■ Requirement ■
Search the data below for the word "DenseNet" and copy each line that holds it.

■ Data supplied ■
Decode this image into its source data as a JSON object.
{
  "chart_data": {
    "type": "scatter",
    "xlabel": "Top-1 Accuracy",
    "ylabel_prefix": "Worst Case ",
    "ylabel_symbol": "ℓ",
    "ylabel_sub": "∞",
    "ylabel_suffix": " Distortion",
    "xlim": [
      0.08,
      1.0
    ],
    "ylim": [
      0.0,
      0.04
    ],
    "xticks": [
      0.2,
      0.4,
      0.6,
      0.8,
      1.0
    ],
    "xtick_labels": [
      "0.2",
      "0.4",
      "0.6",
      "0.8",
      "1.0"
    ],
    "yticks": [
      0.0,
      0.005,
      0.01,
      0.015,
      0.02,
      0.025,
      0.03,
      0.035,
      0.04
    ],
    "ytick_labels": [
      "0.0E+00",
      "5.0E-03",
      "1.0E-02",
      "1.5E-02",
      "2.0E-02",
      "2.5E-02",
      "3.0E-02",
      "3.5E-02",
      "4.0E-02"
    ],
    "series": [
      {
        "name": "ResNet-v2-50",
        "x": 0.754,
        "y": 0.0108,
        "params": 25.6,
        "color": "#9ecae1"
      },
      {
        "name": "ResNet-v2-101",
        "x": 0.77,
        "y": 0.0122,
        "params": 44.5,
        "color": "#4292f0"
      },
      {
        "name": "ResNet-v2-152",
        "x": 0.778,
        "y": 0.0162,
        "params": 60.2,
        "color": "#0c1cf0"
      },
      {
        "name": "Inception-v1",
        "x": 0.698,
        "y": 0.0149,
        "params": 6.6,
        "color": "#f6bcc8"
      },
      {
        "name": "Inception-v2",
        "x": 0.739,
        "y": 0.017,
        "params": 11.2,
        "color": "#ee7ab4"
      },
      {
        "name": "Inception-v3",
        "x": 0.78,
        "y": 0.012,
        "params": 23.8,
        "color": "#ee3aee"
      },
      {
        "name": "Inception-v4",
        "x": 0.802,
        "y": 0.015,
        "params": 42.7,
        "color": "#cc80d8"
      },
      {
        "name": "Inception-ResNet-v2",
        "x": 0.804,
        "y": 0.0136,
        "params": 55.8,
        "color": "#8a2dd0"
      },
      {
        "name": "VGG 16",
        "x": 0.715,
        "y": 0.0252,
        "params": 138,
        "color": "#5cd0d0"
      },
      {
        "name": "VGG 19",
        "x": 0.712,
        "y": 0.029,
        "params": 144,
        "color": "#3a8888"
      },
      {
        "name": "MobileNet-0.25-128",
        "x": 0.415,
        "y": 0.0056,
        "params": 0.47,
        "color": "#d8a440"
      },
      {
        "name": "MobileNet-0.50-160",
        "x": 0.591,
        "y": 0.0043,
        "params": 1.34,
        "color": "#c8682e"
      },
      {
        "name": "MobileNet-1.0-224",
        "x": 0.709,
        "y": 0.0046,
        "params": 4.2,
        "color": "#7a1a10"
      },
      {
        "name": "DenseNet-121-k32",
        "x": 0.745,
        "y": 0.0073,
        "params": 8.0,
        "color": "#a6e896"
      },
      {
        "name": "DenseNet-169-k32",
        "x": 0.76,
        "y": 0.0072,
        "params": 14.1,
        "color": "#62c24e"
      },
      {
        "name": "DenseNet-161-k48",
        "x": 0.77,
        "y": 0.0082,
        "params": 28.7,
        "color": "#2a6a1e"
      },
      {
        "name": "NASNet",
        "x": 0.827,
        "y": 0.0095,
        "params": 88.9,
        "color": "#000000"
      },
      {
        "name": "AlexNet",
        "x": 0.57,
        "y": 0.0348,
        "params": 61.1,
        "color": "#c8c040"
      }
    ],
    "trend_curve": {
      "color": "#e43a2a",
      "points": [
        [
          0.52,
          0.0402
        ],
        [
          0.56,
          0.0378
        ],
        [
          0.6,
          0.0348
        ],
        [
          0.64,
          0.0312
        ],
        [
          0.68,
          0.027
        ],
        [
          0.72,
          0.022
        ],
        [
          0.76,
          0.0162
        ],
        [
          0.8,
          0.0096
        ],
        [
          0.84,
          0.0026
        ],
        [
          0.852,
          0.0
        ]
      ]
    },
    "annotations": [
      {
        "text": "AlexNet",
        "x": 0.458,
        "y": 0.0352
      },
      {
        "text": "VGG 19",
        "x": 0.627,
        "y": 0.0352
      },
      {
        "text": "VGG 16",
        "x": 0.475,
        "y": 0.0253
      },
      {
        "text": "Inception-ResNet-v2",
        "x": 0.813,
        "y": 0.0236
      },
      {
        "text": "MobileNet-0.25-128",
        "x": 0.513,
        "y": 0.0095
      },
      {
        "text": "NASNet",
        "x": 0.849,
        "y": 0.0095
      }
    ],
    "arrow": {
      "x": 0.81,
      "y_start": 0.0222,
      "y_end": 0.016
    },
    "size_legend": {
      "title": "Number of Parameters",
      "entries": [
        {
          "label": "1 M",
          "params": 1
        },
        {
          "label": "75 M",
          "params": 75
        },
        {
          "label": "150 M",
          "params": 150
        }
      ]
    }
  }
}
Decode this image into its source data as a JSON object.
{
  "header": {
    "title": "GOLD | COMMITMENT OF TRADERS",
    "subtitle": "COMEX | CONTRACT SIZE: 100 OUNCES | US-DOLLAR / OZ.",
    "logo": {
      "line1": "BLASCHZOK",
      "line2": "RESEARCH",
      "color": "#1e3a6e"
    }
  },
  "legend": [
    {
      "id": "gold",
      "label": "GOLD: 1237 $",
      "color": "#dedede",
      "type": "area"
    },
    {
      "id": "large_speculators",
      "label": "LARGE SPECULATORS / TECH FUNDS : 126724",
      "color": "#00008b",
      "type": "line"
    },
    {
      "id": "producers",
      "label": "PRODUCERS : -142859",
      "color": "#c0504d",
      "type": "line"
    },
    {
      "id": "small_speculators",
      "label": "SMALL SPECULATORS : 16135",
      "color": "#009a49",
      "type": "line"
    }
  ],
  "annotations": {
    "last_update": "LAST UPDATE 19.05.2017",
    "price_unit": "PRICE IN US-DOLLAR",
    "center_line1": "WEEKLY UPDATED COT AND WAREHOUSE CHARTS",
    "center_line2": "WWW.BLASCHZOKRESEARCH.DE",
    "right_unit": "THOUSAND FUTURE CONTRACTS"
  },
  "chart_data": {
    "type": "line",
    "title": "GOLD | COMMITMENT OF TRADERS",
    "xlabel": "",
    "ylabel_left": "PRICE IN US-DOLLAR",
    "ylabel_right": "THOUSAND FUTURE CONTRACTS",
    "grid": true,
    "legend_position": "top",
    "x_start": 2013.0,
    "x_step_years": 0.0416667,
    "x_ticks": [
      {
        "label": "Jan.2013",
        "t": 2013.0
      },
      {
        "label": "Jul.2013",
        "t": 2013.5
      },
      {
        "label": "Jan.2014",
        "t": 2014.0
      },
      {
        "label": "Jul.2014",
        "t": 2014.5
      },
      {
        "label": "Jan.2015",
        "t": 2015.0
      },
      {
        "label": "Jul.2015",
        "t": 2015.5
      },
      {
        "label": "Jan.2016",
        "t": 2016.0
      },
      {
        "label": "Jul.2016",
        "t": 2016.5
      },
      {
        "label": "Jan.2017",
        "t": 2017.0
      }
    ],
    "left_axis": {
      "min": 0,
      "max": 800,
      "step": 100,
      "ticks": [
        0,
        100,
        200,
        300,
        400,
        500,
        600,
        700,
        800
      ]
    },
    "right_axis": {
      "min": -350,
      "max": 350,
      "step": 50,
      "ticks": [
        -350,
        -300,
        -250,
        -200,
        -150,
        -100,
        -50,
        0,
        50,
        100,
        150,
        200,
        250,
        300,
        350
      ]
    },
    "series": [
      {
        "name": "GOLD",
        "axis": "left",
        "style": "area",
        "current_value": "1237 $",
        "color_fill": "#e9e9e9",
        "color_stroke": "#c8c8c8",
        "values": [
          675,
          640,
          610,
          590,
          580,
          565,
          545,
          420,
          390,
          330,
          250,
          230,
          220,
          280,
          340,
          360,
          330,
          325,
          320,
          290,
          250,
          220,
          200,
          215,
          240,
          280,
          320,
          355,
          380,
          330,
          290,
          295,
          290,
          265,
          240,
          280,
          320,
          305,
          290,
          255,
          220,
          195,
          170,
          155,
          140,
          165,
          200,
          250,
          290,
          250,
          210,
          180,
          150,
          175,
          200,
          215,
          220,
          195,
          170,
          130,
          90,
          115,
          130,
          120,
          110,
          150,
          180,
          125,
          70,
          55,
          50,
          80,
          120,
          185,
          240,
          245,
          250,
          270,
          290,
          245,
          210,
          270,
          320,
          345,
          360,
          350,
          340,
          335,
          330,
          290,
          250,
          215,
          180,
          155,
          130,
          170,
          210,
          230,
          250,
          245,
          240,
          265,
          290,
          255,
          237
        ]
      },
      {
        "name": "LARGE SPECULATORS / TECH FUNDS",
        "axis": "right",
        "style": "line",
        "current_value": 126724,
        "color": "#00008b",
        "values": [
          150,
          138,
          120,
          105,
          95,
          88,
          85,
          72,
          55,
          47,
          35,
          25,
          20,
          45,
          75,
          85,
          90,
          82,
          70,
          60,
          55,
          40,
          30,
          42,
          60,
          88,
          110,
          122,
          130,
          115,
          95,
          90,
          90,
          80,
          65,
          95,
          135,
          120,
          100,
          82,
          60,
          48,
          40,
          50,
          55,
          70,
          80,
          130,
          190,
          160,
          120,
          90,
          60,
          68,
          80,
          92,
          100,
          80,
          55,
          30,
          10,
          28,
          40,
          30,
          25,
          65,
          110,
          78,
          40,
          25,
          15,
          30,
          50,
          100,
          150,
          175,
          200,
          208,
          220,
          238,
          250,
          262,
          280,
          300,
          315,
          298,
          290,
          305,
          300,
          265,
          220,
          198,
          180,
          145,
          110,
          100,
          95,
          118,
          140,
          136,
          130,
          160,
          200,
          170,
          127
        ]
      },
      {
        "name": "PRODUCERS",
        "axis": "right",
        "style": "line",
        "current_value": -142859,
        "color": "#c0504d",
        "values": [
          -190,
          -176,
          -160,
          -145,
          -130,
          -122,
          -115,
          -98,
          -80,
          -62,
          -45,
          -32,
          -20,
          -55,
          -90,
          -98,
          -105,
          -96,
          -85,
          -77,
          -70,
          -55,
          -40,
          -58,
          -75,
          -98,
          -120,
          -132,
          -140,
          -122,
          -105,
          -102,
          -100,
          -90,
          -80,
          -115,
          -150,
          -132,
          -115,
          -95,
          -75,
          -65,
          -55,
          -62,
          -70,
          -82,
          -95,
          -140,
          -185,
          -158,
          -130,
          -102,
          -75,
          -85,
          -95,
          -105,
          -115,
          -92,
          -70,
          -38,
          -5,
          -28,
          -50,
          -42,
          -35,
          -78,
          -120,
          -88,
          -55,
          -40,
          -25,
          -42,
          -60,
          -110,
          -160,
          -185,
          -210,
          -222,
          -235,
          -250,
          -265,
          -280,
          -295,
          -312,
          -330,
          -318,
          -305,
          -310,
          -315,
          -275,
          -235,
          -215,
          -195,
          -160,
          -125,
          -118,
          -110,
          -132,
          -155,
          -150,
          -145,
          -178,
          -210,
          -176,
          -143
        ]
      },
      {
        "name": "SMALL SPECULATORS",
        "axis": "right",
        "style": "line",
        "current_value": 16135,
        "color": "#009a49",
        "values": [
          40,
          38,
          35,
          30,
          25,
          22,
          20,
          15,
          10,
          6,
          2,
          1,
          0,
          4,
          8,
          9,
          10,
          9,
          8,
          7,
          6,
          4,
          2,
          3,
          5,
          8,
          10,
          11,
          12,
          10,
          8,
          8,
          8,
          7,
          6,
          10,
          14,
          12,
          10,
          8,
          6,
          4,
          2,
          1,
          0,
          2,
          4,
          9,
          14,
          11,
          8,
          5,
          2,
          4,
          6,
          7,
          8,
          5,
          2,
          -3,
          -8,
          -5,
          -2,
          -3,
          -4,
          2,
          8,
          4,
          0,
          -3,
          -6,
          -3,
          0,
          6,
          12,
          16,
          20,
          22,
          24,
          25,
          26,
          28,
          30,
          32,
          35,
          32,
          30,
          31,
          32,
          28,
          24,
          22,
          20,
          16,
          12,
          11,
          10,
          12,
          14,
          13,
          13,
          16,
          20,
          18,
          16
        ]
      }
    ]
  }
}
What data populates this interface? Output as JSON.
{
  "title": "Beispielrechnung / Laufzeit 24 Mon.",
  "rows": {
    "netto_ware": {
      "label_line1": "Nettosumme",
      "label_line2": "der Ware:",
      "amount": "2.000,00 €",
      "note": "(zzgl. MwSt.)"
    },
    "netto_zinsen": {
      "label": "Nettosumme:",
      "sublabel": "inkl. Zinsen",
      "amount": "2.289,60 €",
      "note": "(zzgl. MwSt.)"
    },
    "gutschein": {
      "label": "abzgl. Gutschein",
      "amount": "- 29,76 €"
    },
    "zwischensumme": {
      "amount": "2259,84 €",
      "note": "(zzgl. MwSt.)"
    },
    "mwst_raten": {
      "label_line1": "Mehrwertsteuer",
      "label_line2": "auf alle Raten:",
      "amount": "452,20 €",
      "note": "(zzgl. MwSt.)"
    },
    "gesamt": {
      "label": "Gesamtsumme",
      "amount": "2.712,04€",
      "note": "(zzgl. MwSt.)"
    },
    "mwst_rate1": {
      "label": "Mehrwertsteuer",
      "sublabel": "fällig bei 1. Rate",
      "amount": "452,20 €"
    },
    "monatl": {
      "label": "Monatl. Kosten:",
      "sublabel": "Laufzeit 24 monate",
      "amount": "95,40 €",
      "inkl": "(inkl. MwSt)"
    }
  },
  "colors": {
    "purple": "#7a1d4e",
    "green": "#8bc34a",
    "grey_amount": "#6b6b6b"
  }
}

■ Correct response ■
        "name": "DenseNet-121-k32",
        "name": "DenseNet-169-k32",
        "name": "DenseNet-161-k48",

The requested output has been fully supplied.